> WHAT IS ASKED
For the material that follows, list every line containing the word "representation".

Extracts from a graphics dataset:
==============================
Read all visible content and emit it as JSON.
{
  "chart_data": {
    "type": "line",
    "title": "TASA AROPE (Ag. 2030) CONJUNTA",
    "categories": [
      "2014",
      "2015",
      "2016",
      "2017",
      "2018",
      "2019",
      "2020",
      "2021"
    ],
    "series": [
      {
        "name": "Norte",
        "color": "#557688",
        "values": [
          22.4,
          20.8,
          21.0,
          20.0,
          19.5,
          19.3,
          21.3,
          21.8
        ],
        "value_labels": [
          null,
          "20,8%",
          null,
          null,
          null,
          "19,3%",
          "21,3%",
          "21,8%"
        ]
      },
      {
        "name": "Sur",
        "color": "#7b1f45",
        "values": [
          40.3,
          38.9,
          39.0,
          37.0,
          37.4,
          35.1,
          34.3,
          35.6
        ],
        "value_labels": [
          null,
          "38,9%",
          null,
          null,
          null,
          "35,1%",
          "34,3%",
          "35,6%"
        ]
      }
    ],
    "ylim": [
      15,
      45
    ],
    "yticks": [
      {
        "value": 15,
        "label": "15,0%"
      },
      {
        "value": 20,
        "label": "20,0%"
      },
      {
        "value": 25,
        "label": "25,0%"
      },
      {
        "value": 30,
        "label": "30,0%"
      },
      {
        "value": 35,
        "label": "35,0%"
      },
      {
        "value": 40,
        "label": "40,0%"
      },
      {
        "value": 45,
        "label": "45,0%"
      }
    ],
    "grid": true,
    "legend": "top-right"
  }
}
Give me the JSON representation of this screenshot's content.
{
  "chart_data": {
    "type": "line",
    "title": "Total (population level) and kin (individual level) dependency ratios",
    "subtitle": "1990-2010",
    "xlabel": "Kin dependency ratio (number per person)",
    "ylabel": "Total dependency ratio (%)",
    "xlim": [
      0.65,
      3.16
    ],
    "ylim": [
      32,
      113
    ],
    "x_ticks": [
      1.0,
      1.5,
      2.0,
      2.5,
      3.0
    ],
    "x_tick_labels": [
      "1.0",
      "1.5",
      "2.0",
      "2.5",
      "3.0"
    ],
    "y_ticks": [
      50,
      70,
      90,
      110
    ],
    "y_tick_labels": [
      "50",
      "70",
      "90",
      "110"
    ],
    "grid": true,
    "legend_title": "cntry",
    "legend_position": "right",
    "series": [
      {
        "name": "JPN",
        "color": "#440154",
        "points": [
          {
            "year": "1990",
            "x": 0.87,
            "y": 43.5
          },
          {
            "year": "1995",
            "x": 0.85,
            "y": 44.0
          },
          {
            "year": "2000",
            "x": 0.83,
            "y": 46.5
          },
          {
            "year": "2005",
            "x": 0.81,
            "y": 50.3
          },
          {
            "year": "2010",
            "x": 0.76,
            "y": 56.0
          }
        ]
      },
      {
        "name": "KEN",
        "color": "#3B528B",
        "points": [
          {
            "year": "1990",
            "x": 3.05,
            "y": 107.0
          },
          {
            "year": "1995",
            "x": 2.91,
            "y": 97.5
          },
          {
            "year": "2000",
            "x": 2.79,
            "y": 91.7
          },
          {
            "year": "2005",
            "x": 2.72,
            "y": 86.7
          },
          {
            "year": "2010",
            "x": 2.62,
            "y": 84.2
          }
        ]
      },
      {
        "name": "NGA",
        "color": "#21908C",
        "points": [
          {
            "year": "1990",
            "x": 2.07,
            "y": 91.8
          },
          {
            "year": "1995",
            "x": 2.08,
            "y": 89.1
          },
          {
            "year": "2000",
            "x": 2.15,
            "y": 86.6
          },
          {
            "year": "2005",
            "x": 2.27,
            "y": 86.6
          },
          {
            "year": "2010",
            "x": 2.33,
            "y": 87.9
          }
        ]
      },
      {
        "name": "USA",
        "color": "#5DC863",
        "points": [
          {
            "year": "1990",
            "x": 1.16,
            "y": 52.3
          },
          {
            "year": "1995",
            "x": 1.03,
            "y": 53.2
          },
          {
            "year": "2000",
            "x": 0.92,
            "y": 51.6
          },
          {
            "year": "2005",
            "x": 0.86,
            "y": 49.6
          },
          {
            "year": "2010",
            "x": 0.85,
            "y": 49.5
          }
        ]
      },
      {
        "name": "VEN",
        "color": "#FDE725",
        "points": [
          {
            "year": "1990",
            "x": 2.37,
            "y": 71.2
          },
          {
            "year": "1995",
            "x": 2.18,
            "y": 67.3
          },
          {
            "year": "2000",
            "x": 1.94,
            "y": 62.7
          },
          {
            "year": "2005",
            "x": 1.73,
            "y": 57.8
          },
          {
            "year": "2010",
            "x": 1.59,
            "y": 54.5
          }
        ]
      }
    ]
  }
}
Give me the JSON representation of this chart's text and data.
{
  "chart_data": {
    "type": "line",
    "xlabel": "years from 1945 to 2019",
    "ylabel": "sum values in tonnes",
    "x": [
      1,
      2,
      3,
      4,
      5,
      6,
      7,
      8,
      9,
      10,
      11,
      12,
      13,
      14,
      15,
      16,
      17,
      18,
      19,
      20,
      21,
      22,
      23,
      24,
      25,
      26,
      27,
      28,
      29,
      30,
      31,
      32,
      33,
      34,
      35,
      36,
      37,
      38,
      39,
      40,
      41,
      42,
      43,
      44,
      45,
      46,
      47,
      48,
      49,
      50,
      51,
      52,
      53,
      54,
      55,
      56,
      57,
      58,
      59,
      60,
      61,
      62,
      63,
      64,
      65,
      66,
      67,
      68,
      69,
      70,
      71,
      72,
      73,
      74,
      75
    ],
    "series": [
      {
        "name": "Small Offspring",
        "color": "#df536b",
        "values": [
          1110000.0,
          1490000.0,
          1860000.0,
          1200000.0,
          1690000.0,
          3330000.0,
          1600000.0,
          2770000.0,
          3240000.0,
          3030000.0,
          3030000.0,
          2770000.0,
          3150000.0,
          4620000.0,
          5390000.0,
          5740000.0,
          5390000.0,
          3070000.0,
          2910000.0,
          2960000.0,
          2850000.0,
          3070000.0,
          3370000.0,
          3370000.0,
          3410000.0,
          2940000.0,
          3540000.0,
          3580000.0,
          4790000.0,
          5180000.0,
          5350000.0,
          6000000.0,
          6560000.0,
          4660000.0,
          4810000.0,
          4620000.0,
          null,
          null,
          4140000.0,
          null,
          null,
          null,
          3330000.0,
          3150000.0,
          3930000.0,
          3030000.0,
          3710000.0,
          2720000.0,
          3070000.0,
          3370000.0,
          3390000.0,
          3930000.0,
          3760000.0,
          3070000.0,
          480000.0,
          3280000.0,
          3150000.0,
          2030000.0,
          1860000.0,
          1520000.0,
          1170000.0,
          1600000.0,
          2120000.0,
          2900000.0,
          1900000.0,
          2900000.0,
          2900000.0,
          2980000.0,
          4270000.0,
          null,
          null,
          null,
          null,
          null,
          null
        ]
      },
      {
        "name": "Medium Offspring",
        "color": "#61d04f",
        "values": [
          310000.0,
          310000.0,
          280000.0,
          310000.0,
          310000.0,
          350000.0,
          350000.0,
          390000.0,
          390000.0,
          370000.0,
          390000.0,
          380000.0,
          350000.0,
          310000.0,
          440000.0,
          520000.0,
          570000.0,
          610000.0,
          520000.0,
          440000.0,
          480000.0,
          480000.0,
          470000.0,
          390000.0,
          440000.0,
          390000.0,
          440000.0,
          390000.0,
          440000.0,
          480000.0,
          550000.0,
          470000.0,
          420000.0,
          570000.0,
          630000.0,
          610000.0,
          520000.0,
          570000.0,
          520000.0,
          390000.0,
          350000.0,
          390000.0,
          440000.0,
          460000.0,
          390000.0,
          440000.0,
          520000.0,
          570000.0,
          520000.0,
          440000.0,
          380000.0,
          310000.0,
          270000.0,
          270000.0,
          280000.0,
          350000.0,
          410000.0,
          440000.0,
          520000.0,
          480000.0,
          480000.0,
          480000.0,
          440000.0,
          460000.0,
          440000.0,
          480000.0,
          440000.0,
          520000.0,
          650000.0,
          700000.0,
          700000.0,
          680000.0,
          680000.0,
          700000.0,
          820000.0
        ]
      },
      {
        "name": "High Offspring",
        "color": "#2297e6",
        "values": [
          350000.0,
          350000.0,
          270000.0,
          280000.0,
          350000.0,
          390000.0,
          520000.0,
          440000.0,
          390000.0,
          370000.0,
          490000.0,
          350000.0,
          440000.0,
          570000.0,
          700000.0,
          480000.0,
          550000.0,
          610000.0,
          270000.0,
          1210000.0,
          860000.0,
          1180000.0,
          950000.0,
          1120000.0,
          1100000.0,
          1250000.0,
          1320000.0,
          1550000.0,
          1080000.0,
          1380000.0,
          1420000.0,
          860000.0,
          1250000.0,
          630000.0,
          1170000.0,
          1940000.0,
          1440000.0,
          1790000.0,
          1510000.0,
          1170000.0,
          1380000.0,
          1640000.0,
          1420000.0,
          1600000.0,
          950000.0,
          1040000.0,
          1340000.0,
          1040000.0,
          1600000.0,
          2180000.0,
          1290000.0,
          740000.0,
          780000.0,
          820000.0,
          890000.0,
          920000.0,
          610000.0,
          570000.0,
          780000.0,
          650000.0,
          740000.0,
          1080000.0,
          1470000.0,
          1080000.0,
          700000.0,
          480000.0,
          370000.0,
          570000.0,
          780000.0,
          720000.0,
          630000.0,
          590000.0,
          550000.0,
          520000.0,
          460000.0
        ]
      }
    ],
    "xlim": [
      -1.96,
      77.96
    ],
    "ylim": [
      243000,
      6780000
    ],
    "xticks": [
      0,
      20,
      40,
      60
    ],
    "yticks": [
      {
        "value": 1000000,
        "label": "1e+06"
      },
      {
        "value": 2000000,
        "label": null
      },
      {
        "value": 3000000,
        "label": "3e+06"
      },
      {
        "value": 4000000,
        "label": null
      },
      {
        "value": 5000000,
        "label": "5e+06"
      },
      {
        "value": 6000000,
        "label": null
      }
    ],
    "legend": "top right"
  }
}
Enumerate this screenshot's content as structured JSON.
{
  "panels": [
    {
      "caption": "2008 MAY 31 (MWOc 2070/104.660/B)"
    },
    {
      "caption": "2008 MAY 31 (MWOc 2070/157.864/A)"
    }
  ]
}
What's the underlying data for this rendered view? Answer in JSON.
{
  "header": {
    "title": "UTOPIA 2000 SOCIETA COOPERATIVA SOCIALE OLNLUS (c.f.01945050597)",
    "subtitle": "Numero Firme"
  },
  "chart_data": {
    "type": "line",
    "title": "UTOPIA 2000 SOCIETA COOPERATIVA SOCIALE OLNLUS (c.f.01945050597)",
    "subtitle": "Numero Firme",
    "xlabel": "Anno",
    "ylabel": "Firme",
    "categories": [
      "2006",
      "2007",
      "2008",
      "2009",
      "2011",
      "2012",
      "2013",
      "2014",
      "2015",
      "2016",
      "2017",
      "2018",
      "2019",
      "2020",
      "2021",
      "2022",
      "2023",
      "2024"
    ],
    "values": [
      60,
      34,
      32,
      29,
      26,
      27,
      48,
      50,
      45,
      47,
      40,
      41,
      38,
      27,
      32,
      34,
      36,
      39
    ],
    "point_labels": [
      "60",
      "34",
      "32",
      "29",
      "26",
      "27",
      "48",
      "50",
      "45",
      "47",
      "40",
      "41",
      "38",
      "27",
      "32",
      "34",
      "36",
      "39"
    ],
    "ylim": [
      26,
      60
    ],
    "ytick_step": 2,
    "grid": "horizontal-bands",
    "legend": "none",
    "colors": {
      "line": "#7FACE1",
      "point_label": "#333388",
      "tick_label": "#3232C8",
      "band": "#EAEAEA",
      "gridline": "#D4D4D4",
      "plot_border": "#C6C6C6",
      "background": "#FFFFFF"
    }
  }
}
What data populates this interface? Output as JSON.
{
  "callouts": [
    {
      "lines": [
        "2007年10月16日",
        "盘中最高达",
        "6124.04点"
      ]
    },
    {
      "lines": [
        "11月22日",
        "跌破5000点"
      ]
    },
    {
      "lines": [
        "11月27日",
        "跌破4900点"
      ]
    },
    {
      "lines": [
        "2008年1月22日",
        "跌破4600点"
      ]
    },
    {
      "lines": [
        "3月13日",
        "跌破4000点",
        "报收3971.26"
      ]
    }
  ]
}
==============================
> ANSWER TO THIS TASK
Give me the JSON representation of this screenshot's content.
Give me the JSON representation of this chart's text and data.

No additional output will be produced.